## What needs to be done
Take the data below and repeat it exactly.

Stored data entries:
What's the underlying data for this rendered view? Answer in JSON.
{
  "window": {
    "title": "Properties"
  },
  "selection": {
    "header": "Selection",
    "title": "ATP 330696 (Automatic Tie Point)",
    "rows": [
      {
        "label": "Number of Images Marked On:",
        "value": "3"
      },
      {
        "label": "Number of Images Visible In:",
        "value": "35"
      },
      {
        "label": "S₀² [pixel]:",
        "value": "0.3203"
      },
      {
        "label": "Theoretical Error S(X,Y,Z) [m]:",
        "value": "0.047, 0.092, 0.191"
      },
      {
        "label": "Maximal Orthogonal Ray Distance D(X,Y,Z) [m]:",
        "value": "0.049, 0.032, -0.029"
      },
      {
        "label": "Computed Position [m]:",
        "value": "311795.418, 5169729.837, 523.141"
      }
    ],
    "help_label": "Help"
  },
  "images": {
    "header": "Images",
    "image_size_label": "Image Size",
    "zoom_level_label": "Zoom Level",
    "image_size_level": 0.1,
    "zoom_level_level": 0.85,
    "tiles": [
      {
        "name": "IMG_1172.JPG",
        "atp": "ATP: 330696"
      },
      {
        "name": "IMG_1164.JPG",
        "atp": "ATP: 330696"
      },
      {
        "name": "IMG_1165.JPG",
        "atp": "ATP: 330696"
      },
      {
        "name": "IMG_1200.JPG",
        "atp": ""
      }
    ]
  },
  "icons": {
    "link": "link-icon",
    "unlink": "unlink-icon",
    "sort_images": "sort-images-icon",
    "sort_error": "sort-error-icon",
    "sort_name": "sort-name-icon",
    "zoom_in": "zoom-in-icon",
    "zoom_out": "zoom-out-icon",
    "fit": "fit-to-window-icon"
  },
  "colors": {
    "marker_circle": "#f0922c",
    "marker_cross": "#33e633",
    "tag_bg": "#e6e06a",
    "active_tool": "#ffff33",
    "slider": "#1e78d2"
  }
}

## The completed task
What's the underlying data for this rendered view? Answer in JSON.
{
  "window": {
    "title": "Properties"
  },
  "selection": {
    "header": "Selection",
    "title": "ATP 330696 (Automatic Tie Point)",
    "rows": [
      {
        "label": "Number of Images Marked On:",
        "value": "3"
      },
      {
        "label": "Number of Images Visible In:",
        "value": "35"
      },
      {
        "label": "S₀² [pixel]:",
        "value": "0.3203"
      },
      {
        "label": "Theoretical Error S(X,Y,Z) [m]:",
        "value": "0.047, 0.092, 0.191"
      },
      {
        "label": "Maximal Orthogonal Ray Distance D(X,Y,Z) [m]:",
        "value": "0.049, 0.032, -0.029"
      },
      {
        "label": "Computed Position [m]:",
        "value": "311795.418, 5169729.837, 523.141"
      }
    ],
    "help_label": "Help"
  },
  "images": {
    "header": "Images",
    "image_size_label": "Image Size",
    "zoom_level_label": "Zoom Level",
    "image_size_level": 0.1,
    "zoom_level_level": 0.85,
    "tiles": [
      {
        "name": "IMG_1172.JPG",
        "atp": "ATP: 330696"
      },
      {
        "name": "IMG_1164.JPG",
        "atp": "ATP: 330696"
      },
      {
        "name": "IMG_1165.JPG",
        "atp": "ATP: 330696"
      },
      {
        "name": "IMG_1200.JPG",
        "atp": ""
      }
    ]
  },
  "icons": {
    "link": "link-icon",
    "unlink": "unlink-icon",
    "sort_images": "sort-images-icon",
    "sort_error": "sort-error-icon",
    "sort_name": "sort-name-icon",
    "zoom_in": "zoom-in-icon",
    "zoom_out": "zoom-out-icon",
    "fit": "fit-to-window-icon"
  },
  "colors": {
    "marker_circle": "#f0922c",
    "marker_cross": "#33e633",
    "tag_bg": "#e6e06a",
    "active_tool": "#ffff33",
    "slider": "#1e78d2"
  }
}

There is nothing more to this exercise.